- _YOUR GOAL_
Find how many lines in the material hold the word "simulations", then state that number and nothing more.

- _RECORDS FOR THIS TASK_
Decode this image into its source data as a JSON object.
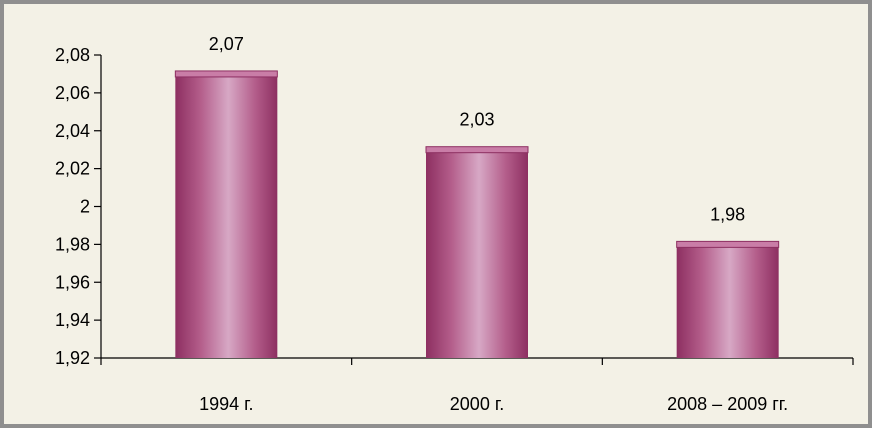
{
  "chart_data": {
    "type": "bar",
    "categories": [
      "1994 г.",
      "2000 г.",
      "2008 – 2009 гг."
    ],
    "values": [
      2.07,
      2.03,
      1.98
    ],
    "value_labels": [
      "2,07",
      "2,03",
      "1,98"
    ],
    "ylim": [
      1.92,
      2.08
    ],
    "yticks": [
      1.92,
      1.94,
      1.96,
      1.98,
      2.0,
      2.02,
      2.04,
      2.06,
      2.08
    ],
    "ytick_labels": [
      "1,92",
      "1,94",
      "1,96",
      "1,98",
      "2",
      "2,02",
      "2,04",
      "2,06",
      "2,08"
    ],
    "grid": false,
    "legend": "none",
    "colors": {
      "bar_dark": "#8d2f61",
      "bar_mid": "#b45e8b",
      "bar_light": "#d7a8c5",
      "bar_top": "#c97da7",
      "background": "#f3f1e6",
      "frame": "#8f8f8f"
    }
  }
}
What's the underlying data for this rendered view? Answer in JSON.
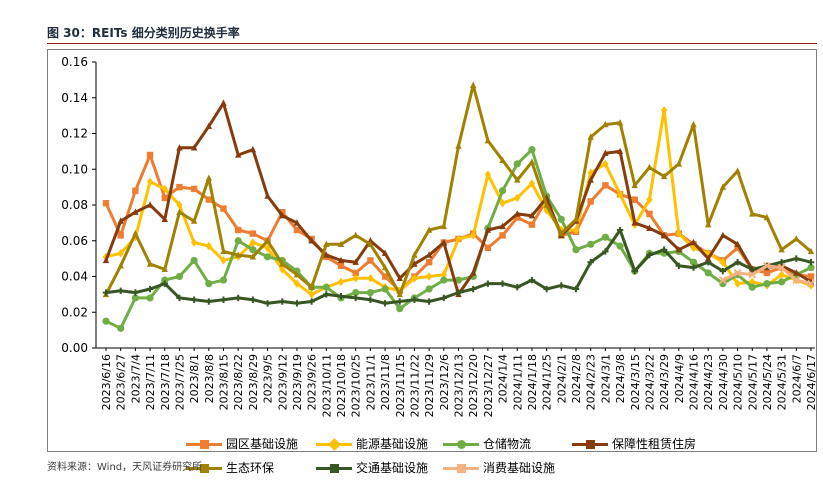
{
  "figure": {
    "title": "图 30：REITs 细分类别历史换手率",
    "source": "资料来源：Wind，天风证券研究所"
  },
  "chart_data": {
    "type": "line",
    "title": "REITs 细分类别历史换手率",
    "xlabel": "",
    "ylabel": "",
    "ylim": [
      0,
      0.16
    ],
    "yticks": [
      "0.00",
      "0.02",
      "0.04",
      "0.06",
      "0.08",
      "0.10",
      "0.12",
      "0.14",
      "0.16"
    ],
    "x": [
      "2023/6/16",
      "2023/6/27",
      "2023/7/4",
      "2023/7/11",
      "2023/7/18",
      "2023/7/25",
      "2023/8/1",
      "2023/8/8",
      "2023/8/15",
      "2023/8/22",
      "2023/8/29",
      "2023/9/5",
      "2023/9/12",
      "2023/9/19",
      "2023/9/26",
      "2023/10/11",
      "2023/10/18",
      "2023/10/25",
      "2023/11/1",
      "2023/11/8",
      "2023/11/15",
      "2023/11/22",
      "2023/11/29",
      "2023/12/6",
      "2023/12/13",
      "2023/12/20",
      "2023/12/27",
      "2024/1/4",
      "2024/1/11",
      "2024/1/18",
      "2024/1/25",
      "2024/2/1",
      "2024/2/8",
      "2024/2/23",
      "2024/3/1",
      "2024/3/8",
      "2024/3/15",
      "2024/3/22",
      "2024/3/29",
      "2024/4/9",
      "2024/4/16",
      "2024/4/23",
      "2024/4/30",
      "2024/5/10",
      "2024/5/17",
      "2024/5/24",
      "2024/5/31",
      "2024/6/7",
      "2024/6/17"
    ],
    "legend_position": "bottom",
    "series": [
      {
        "name": "园区基础设施",
        "color": "#ED7D31",
        "marker": "square",
        "values": [
          0.081,
          0.063,
          0.088,
          0.108,
          0.084,
          0.09,
          0.089,
          0.083,
          0.078,
          0.066,
          0.064,
          0.06,
          0.076,
          0.066,
          0.061,
          0.051,
          0.046,
          0.042,
          0.049,
          0.04,
          0.032,
          0.04,
          0.048,
          0.059,
          0.061,
          0.064,
          0.056,
          0.063,
          0.073,
          0.069,
          0.083,
          0.063,
          0.065,
          0.082,
          0.091,
          0.086,
          0.083,
          0.075,
          0.063,
          0.064,
          0.058,
          0.053,
          0.049,
          0.056,
          0.044,
          0.042,
          0.045,
          0.041,
          0.04
        ]
      },
      {
        "name": "能源基础设施",
        "color": "#FFC000",
        "marker": "diamond",
        "values": [
          0.051,
          0.053,
          0.062,
          0.093,
          0.089,
          0.08,
          0.059,
          0.057,
          0.049,
          0.051,
          0.059,
          0.056,
          0.044,
          0.036,
          0.03,
          0.034,
          0.037,
          0.039,
          0.039,
          0.034,
          0.032,
          0.039,
          0.04,
          0.041,
          0.061,
          0.063,
          0.097,
          0.081,
          0.084,
          0.092,
          0.077,
          0.066,
          0.066,
          0.098,
          0.103,
          0.086,
          0.069,
          0.083,
          0.133,
          0.064,
          0.056,
          0.053,
          0.048,
          0.036,
          0.037,
          0.035,
          0.041,
          0.038,
          0.035
        ]
      },
      {
        "name": "仓储物流",
        "color": "#70AD47",
        "marker": "circle",
        "values": [
          0.015,
          0.011,
          0.028,
          0.028,
          0.038,
          0.04,
          0.049,
          0.036,
          0.038,
          0.06,
          0.055,
          0.051,
          0.049,
          0.043,
          0.034,
          0.034,
          0.028,
          0.031,
          0.031,
          0.033,
          0.022,
          0.028,
          0.033,
          0.038,
          0.038,
          0.04,
          0.067,
          0.088,
          0.103,
          0.111,
          0.085,
          0.072,
          0.055,
          0.058,
          0.062,
          0.057,
          0.043,
          0.053,
          0.053,
          0.054,
          0.048,
          0.042,
          0.036,
          0.041,
          0.034,
          0.036,
          0.037,
          0.041,
          0.045
        ]
      },
      {
        "name": "保障性租赁住房",
        "color": "#843C0C",
        "marker": "triangle",
        "values": [
          0.049,
          0.071,
          0.076,
          0.08,
          0.072,
          0.112,
          0.112,
          0.124,
          0.137,
          0.108,
          0.111,
          0.085,
          0.074,
          0.07,
          0.06,
          0.052,
          0.049,
          0.048,
          0.06,
          0.053,
          0.039,
          0.047,
          0.052,
          0.059,
          0.03,
          0.042,
          0.066,
          0.068,
          0.075,
          0.074,
          0.084,
          0.063,
          0.071,
          0.094,
          0.109,
          0.11,
          0.07,
          0.067,
          0.063,
          0.055,
          0.059,
          0.05,
          0.063,
          0.058,
          0.044,
          0.045,
          0.046,
          0.042,
          0.037
        ]
      },
      {
        "name": "生态环保",
        "color": "#A08100",
        "marker": "triangle",
        "values": [
          0.03,
          0.046,
          0.064,
          0.047,
          0.044,
          0.076,
          0.071,
          0.095,
          0.054,
          0.052,
          0.051,
          0.06,
          0.047,
          0.041,
          0.034,
          0.058,
          0.058,
          0.063,
          0.058,
          0.045,
          0.03,
          0.052,
          0.066,
          0.068,
          0.113,
          0.147,
          0.116,
          0.105,
          0.094,
          0.104,
          0.08,
          0.064,
          0.072,
          0.118,
          0.125,
          0.126,
          0.091,
          0.101,
          0.096,
          0.103,
          0.125,
          0.069,
          0.09,
          0.099,
          0.075,
          0.073,
          0.055,
          0.061,
          0.054
        ]
      },
      {
        "name": "交通基础设施",
        "color": "#375623",
        "marker": "plus",
        "values": [
          0.031,
          0.032,
          0.031,
          0.033,
          0.036,
          0.028,
          0.027,
          0.026,
          0.027,
          0.028,
          0.027,
          0.025,
          0.026,
          0.025,
          0.026,
          0.03,
          0.029,
          0.028,
          0.027,
          0.025,
          0.026,
          0.027,
          0.026,
          0.028,
          0.031,
          0.033,
          0.036,
          0.036,
          0.034,
          0.038,
          0.033,
          0.035,
          0.033,
          0.048,
          0.054,
          0.066,
          0.043,
          0.052,
          0.055,
          0.046,
          0.045,
          0.048,
          0.043,
          0.048,
          0.044,
          0.046,
          0.048,
          0.05,
          0.048
        ]
      },
      {
        "name": "消费基础设施",
        "color": "#F4B183",
        "marker": "x",
        "values": [
          null,
          null,
          null,
          null,
          null,
          null,
          null,
          null,
          null,
          null,
          null,
          null,
          null,
          null,
          null,
          null,
          null,
          null,
          null,
          null,
          null,
          null,
          null,
          null,
          null,
          null,
          null,
          null,
          null,
          null,
          null,
          null,
          null,
          null,
          null,
          null,
          null,
          null,
          null,
          null,
          null,
          null,
          0.038,
          0.042,
          0.041,
          0.046,
          0.045,
          0.038,
          0.036
        ]
      }
    ]
  }
}
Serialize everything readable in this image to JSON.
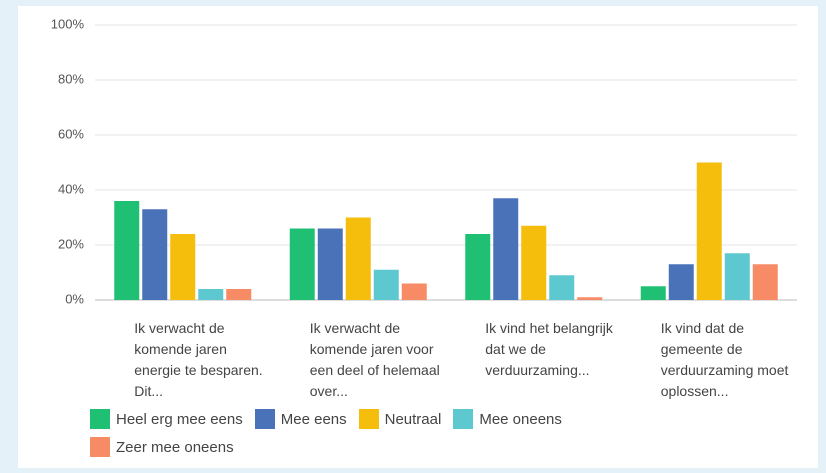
{
  "chart_data": {
    "type": "bar",
    "categories": [
      "Ik verwacht de komende jaren energie te besparen. Dit...",
      "Ik verwacht de komende jaren voor een deel of helemaal over...",
      "Ik vind het belangrijk dat we de verduurzaming...",
      "Ik vind dat de gemeente de verduurzaming moet oplossen..."
    ],
    "series": [
      {
        "name": "Heel erg mee eens",
        "color": "#20c074",
        "values": [
          36,
          26,
          24,
          5
        ]
      },
      {
        "name": "Mee eens",
        "color": "#4a72b8",
        "values": [
          33,
          26,
          37,
          13
        ]
      },
      {
        "name": "Neutraal",
        "color": "#f6be0c",
        "values": [
          24,
          30,
          27,
          50
        ]
      },
      {
        "name": "Mee oneens",
        "color": "#5ec8d0",
        "values": [
          4,
          11,
          9,
          17
        ]
      },
      {
        "name": "Zeer mee oneens",
        "color": "#f78b66",
        "values": [
          4,
          6,
          1,
          13
        ]
      }
    ],
    "ylim": [
      0,
      100
    ],
    "yticks": [
      {
        "value": 0,
        "label": "0%"
      },
      {
        "value": 20,
        "label": "20%"
      },
      {
        "value": 40,
        "label": "40%"
      },
      {
        "value": 60,
        "label": "60%"
      },
      {
        "value": 80,
        "label": "80%"
      },
      {
        "value": 100,
        "label": "100%"
      }
    ],
    "grid": true
  }
}
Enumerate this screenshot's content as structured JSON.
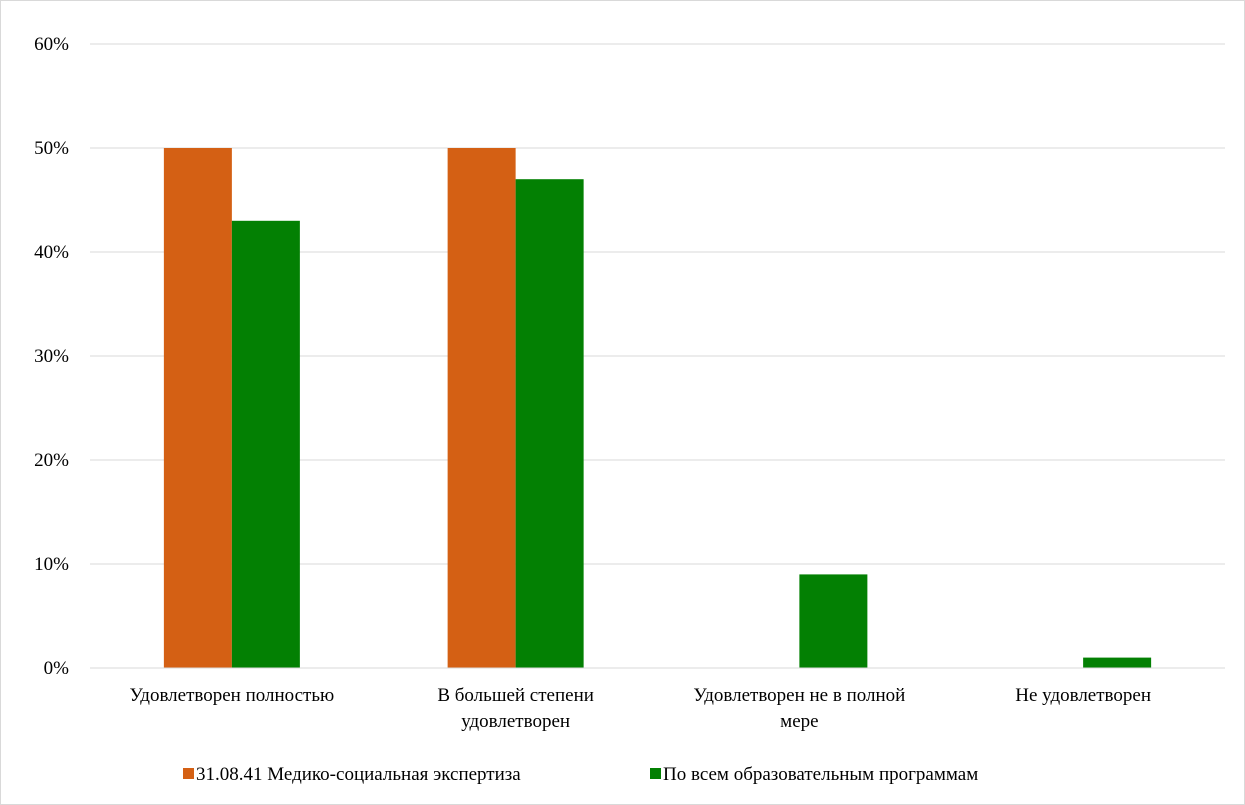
{
  "chart_data": {
    "type": "bar",
    "title": "",
    "xlabel": "",
    "ylabel": "",
    "categories": [
      [
        "Удовлетворен полностью"
      ],
      [
        "В большей степени",
        "удовлетворен"
      ],
      [
        "Удовлетворен не в полной",
        "мере"
      ],
      [
        "Не удовлетворен"
      ]
    ],
    "series": [
      {
        "name": "31.08.41 Медико-социальная экспертиза",
        "color": "#d46014",
        "values": [
          50,
          50,
          0,
          0
        ]
      },
      {
        "name": "По всем образовательным программам",
        "color": "#038003",
        "values": [
          43,
          47,
          9,
          1
        ]
      }
    ],
    "ylim": [
      0,
      60
    ],
    "yticks": [
      "0%",
      "10%",
      "20%",
      "30%",
      "40%",
      "50%",
      "60%"
    ],
    "ytick_values": [
      0,
      10,
      20,
      30,
      40,
      50,
      60
    ],
    "grid": true,
    "legend_position": "bottom"
  }
}
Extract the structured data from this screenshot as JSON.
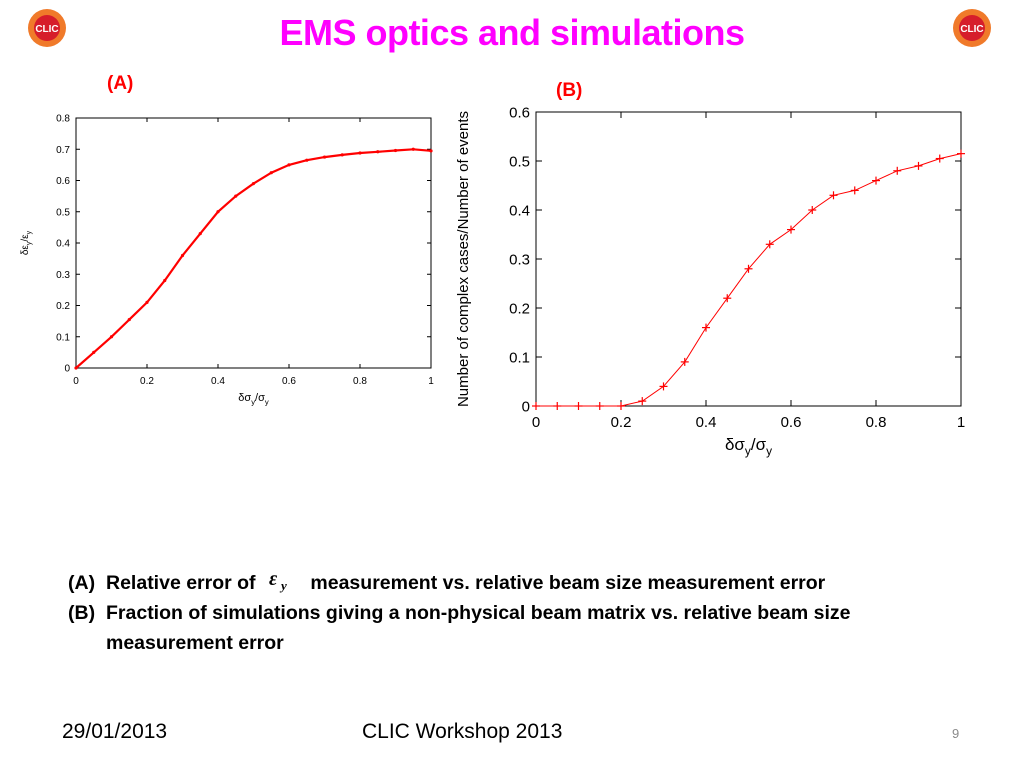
{
  "header": {
    "title": "EMS optics and simulations",
    "logo_text": "CLIC",
    "logo_colors": {
      "outer": "#f07a2a",
      "inner": "#d61d2b",
      "text": "#ffffff"
    }
  },
  "panels": {
    "a_label": "(A)",
    "b_label": "(B)"
  },
  "chart_data": [
    {
      "type": "line",
      "panel": "(A)",
      "title": "",
      "xlabel": "δσy/σy",
      "ylabel": "δεy/εy",
      "xlim": [
        0,
        1
      ],
      "ylim": [
        0,
        0.8
      ],
      "x_ticks": [
        0,
        0.2,
        0.4,
        0.6,
        0.8,
        1
      ],
      "x_tick_labels": [
        "0",
        "0.2",
        "0.4",
        "0.6",
        "0.8",
        "1"
      ],
      "y_ticks": [
        0,
        0.1,
        0.2,
        0.3,
        0.4,
        0.5,
        0.6,
        0.7,
        0.8
      ],
      "y_tick_labels": [
        "0",
        "0.1",
        "0.2",
        "0.3",
        "0.4",
        "0.5",
        "0.6",
        "0.7",
        "0.8"
      ],
      "grid": false,
      "color": "#ff0000",
      "series": [
        {
          "x": [
            0,
            0.05,
            0.1,
            0.15,
            0.2,
            0.25,
            0.3,
            0.35,
            0.4,
            0.45,
            0.5,
            0.55,
            0.6,
            0.65,
            0.7,
            0.75,
            0.8,
            0.85,
            0.9,
            0.95,
            1.0
          ],
          "values": [
            0,
            0.05,
            0.1,
            0.155,
            0.21,
            0.28,
            0.36,
            0.43,
            0.5,
            0.55,
            0.59,
            0.625,
            0.65,
            0.665,
            0.675,
            0.682,
            0.688,
            0.692,
            0.696,
            0.7,
            0.695
          ]
        }
      ]
    },
    {
      "type": "scatter",
      "panel": "(B)",
      "title": "",
      "xlabel": "δσy/σy",
      "ylabel": "Number of complex cases/Number of events",
      "xlim": [
        0,
        1
      ],
      "ylim": [
        0,
        0.6
      ],
      "x_ticks": [
        0,
        0.2,
        0.4,
        0.6,
        0.8,
        1
      ],
      "x_tick_labels": [
        "0",
        "0.2",
        "0.4",
        "0.6",
        "0.8",
        "1"
      ],
      "y_ticks": [
        0,
        0.1,
        0.2,
        0.3,
        0.4,
        0.5,
        0.6
      ],
      "y_tick_labels": [
        "0",
        "0.1",
        "0.2",
        "0.3",
        "0.4",
        "0.5",
        "0.6"
      ],
      "grid": false,
      "color": "#ff0000",
      "marker": "plus",
      "series": [
        {
          "x": [
            0,
            0.05,
            0.1,
            0.15,
            0.2,
            0.25,
            0.3,
            0.35,
            0.4,
            0.45,
            0.5,
            0.55,
            0.6,
            0.65,
            0.7,
            0.75,
            0.8,
            0.85,
            0.9,
            0.95,
            1.0
          ],
          "values": [
            0,
            0,
            0,
            0,
            0,
            0.01,
            0.04,
            0.09,
            0.16,
            0.22,
            0.28,
            0.33,
            0.36,
            0.4,
            0.43,
            0.44,
            0.46,
            0.48,
            0.49,
            0.505,
            0.515
          ]
        }
      ]
    }
  ],
  "caption": {
    "a_key": "(A)",
    "a_before": "Relative error of",
    "a_after": "measurement vs. relative beam size measurement error",
    "b_key": "(B)",
    "b_text": "Fraction  of simulations giving a non-physical beam matrix vs. relative beam size measurement error"
  },
  "footer": {
    "date": "29/01/2013",
    "event": "CLIC Workshop 2013",
    "page": "9"
  }
}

- _TASK RESULT_
2